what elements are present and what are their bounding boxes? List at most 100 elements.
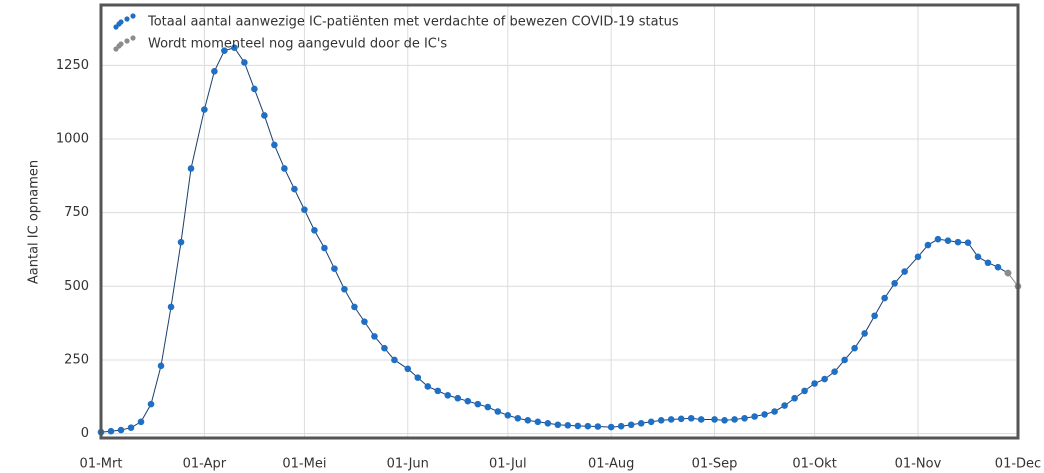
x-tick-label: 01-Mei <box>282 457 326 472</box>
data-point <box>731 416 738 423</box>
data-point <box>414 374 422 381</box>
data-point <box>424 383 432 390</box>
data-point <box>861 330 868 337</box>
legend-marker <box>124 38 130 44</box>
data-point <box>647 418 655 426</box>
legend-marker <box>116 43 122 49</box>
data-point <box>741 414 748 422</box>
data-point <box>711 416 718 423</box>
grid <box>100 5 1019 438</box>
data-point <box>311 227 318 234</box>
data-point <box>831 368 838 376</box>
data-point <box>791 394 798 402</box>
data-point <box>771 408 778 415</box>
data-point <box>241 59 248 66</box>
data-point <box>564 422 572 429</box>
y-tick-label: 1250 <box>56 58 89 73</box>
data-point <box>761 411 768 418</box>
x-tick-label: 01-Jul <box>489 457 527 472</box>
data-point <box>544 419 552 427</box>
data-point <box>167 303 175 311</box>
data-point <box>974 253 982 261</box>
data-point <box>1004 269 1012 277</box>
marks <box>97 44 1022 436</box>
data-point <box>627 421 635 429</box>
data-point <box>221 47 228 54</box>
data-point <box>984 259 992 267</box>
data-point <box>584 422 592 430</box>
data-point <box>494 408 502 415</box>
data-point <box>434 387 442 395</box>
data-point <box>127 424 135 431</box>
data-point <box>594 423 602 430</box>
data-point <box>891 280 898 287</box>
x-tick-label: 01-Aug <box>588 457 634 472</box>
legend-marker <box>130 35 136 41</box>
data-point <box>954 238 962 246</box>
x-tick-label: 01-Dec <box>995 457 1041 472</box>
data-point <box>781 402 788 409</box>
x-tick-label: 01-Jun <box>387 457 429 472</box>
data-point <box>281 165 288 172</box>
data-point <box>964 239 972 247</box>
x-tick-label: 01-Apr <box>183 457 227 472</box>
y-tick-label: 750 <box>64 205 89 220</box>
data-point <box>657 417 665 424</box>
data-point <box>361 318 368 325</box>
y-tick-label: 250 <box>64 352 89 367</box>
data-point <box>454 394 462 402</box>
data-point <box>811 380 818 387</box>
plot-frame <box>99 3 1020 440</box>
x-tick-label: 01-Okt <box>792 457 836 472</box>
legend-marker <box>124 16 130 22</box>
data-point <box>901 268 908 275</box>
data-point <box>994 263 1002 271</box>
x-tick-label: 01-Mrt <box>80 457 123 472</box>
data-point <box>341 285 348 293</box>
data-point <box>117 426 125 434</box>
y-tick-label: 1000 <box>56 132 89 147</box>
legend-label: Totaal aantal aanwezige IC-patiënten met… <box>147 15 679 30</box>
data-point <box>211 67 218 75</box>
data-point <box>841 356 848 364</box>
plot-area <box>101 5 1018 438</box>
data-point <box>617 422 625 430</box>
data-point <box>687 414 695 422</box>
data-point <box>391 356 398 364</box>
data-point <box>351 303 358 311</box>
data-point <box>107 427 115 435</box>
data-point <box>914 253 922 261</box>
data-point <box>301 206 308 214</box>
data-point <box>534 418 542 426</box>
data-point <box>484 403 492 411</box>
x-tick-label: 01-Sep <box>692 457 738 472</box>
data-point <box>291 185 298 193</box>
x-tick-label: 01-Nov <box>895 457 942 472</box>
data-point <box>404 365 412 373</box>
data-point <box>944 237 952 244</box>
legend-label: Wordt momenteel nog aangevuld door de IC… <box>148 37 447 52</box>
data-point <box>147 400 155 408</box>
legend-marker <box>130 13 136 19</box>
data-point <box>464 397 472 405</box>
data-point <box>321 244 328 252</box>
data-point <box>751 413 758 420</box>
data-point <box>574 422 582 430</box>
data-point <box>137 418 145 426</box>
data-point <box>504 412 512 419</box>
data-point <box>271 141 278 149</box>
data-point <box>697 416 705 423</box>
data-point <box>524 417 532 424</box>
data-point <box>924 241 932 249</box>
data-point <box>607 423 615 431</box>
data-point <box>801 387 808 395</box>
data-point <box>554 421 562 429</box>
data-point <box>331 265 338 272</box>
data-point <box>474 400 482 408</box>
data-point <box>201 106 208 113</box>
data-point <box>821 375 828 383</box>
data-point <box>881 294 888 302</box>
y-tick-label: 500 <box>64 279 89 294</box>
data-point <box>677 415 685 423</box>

- - - - -

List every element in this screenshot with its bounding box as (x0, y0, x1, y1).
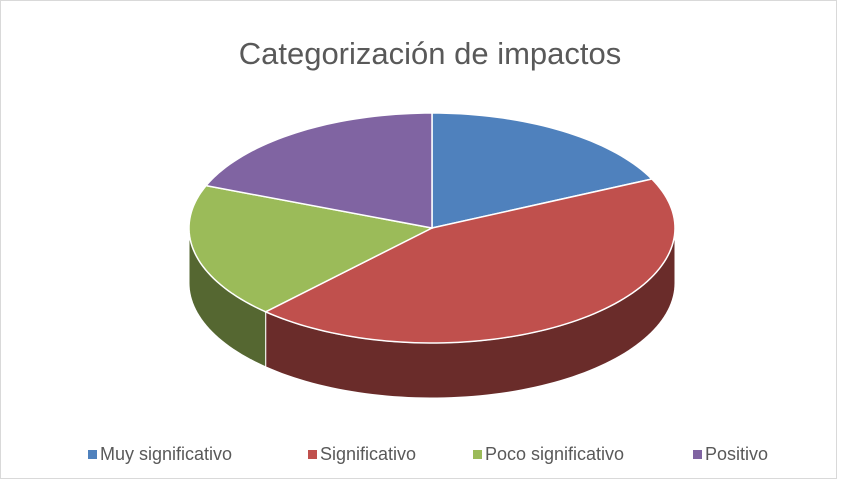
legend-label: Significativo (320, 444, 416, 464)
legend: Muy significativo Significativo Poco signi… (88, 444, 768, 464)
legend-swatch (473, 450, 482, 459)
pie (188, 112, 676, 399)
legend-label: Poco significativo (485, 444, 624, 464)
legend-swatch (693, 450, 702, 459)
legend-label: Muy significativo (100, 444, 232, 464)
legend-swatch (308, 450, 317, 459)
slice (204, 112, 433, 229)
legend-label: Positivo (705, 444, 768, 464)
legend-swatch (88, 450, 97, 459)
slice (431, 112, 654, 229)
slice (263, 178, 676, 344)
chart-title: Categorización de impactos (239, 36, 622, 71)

- - - - -

WORK TO DO:
Can you arrange the listing lines from the one containing "x-tick-label: 01-Mei <box>282" through the one containing "data-point <box>771 408 778 415</box>", inclusive, as a Markdown table with the columns Row and Entry, leaving out blank lines?

WRITTEN RESPONSE:
| Row | Entry |
|---|---|
| 1 | x-tick-label: 01-Mei <box>282 457 326 472</box> |
| 2 | data-point <box>731 416 738 423</box> |
| 3 | data-point <box>414 374 422 381</box> |
| 4 | data-point <box>424 383 432 390</box> |
| 5 | data-point <box>861 330 868 337</box> |
| 6 | legend-marker <box>124 38 130 44</box> |
| 7 | data-point <box>647 418 655 426</box> |
| 8 | legend-marker <box>116 43 122 49</box> |
| 9 | data-point <box>741 414 748 422</box> |
| 10 | data-point <box>711 416 718 423</box> |
| 11 | grid <box>100 5 1019 438</box> |
| 12 | data-point <box>311 227 318 234</box> |
| 13 | data-point <box>831 368 838 376</box> |
| 14 | data-point <box>791 394 798 402</box> |
| 15 | data-point <box>771 408 778 415</box> |